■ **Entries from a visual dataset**

● ● ● ● ● ● ●

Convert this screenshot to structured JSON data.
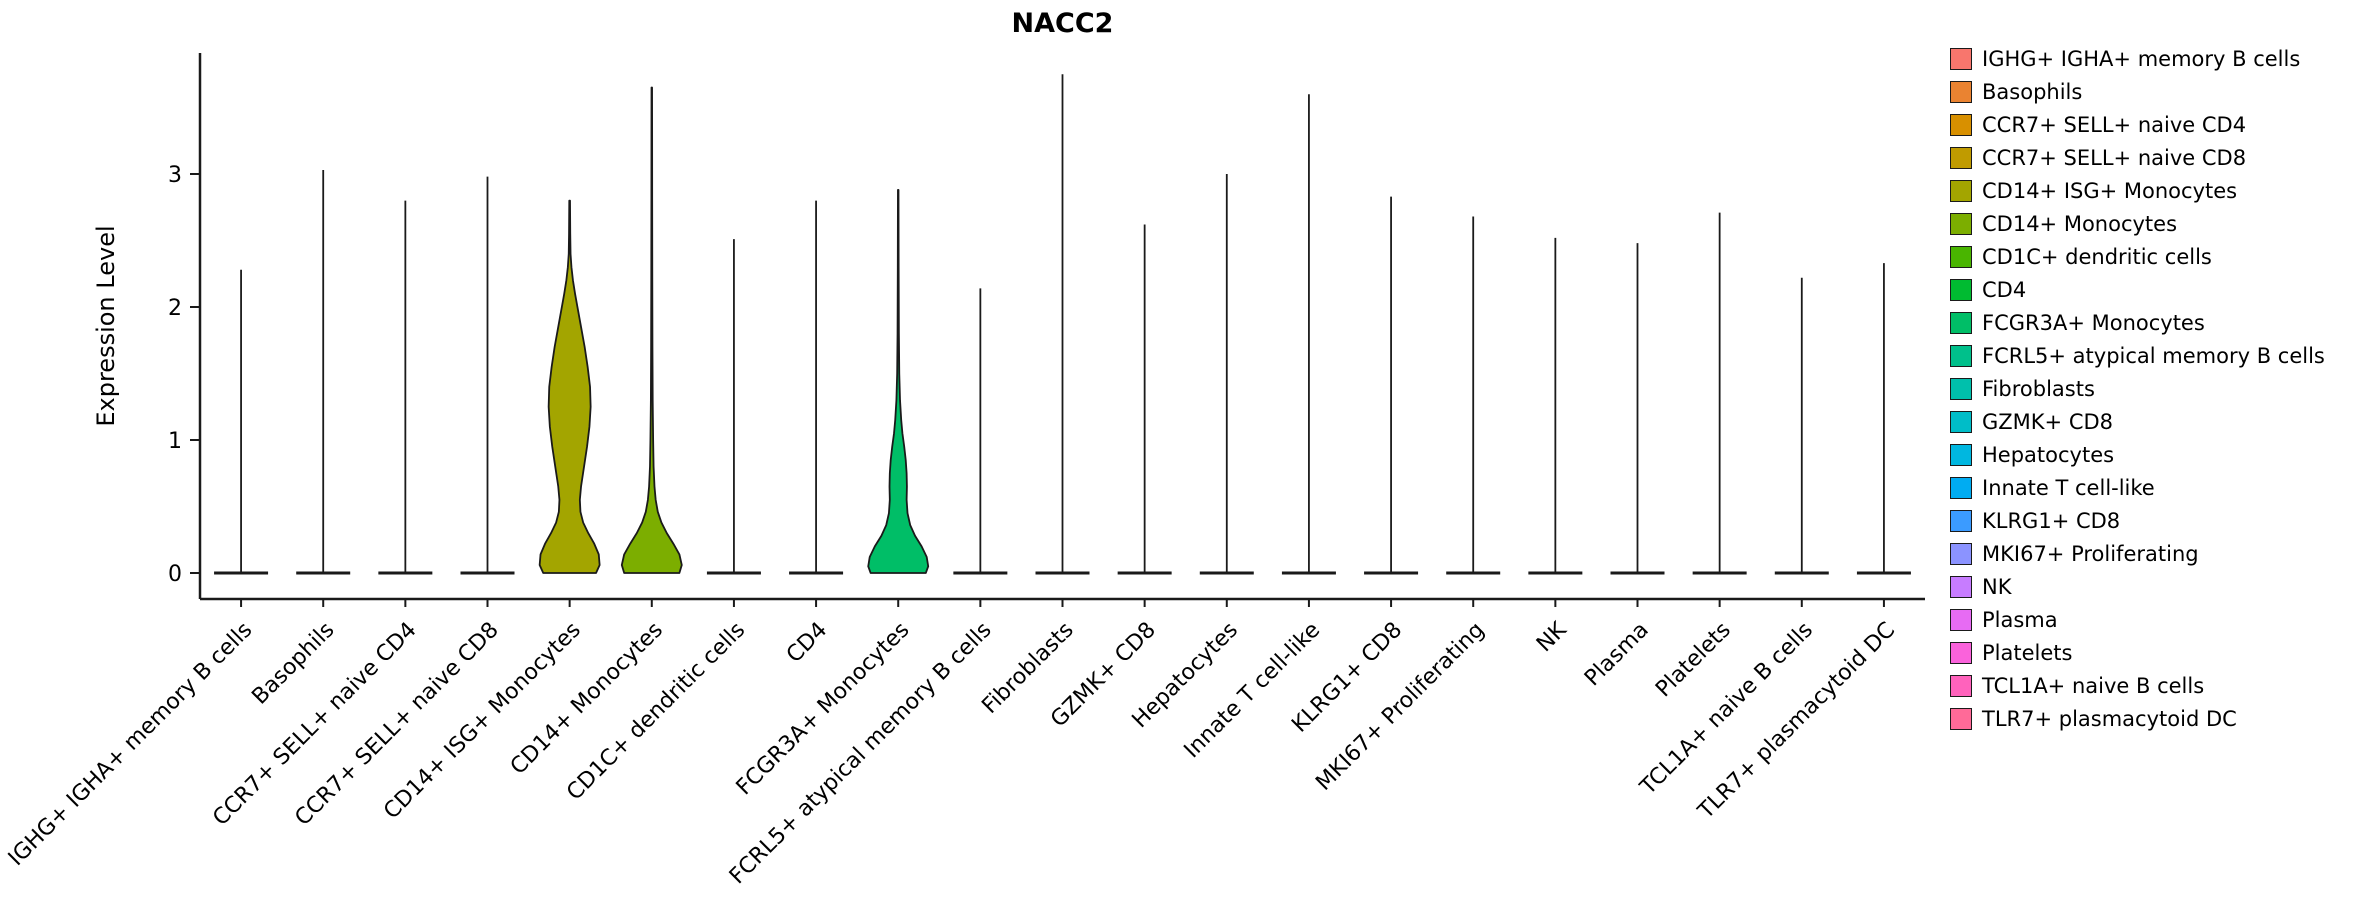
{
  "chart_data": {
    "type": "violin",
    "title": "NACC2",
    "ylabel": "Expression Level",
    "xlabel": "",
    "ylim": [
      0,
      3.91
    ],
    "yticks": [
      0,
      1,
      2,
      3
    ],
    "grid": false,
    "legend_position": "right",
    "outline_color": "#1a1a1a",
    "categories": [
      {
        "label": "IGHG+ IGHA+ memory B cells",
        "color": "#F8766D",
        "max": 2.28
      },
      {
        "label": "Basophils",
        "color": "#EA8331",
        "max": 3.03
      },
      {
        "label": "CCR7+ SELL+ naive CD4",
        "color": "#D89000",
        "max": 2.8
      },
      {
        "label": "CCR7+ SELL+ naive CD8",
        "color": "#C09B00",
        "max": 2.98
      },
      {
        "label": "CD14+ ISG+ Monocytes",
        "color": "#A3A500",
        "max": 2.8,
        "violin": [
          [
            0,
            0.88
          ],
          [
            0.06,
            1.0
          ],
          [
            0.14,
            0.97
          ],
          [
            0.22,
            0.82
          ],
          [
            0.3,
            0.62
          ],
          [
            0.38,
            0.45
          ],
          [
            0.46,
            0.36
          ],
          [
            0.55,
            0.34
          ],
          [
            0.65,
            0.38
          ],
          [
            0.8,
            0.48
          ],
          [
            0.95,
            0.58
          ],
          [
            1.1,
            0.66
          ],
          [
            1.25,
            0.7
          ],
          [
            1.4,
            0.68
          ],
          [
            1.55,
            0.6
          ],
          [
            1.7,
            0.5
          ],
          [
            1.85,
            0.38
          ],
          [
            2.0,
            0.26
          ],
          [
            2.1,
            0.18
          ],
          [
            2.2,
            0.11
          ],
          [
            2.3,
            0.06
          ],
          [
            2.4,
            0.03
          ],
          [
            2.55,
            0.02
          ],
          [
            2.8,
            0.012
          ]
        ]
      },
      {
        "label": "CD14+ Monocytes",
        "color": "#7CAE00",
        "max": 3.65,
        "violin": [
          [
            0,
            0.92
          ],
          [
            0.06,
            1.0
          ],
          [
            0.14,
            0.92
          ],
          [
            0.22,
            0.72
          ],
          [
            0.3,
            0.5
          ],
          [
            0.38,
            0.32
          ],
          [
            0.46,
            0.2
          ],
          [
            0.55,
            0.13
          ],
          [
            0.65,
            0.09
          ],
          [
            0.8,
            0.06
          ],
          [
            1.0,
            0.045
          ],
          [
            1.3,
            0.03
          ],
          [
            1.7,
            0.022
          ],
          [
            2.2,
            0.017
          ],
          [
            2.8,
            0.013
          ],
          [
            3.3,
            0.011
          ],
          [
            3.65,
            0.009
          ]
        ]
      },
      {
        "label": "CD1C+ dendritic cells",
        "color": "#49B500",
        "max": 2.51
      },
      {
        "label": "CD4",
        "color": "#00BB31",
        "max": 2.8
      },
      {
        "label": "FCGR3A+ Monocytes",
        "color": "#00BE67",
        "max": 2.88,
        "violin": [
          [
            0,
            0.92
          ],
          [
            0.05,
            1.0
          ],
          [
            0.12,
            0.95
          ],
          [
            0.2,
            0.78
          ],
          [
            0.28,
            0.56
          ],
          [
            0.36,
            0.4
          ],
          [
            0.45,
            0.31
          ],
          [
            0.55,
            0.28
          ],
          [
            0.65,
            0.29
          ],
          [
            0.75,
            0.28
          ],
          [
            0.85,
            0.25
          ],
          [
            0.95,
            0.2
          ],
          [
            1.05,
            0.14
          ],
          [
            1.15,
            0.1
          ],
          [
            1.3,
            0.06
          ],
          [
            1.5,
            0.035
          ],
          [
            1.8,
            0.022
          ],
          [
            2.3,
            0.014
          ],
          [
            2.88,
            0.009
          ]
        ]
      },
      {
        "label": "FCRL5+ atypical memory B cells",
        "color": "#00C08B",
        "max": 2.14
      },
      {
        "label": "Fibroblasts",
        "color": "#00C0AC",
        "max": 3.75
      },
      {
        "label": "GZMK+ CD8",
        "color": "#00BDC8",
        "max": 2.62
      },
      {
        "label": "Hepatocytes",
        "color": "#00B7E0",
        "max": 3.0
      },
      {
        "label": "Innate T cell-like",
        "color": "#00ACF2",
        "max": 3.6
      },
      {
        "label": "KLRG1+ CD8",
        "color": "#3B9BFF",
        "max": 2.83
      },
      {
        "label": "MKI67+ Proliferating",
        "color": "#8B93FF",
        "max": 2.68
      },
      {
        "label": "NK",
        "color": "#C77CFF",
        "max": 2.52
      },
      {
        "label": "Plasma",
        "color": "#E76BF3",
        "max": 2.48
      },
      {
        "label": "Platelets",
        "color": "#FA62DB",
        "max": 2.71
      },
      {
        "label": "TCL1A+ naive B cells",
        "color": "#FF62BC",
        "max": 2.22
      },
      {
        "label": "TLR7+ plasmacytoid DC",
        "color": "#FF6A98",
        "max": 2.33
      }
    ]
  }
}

● ● ● ● ● ● ●

■ **WORK INSTRUCTION**
Going through the records above, count the lines that include the word "naive". Give the number alone.

■ **FINISHED EXERCISE**
3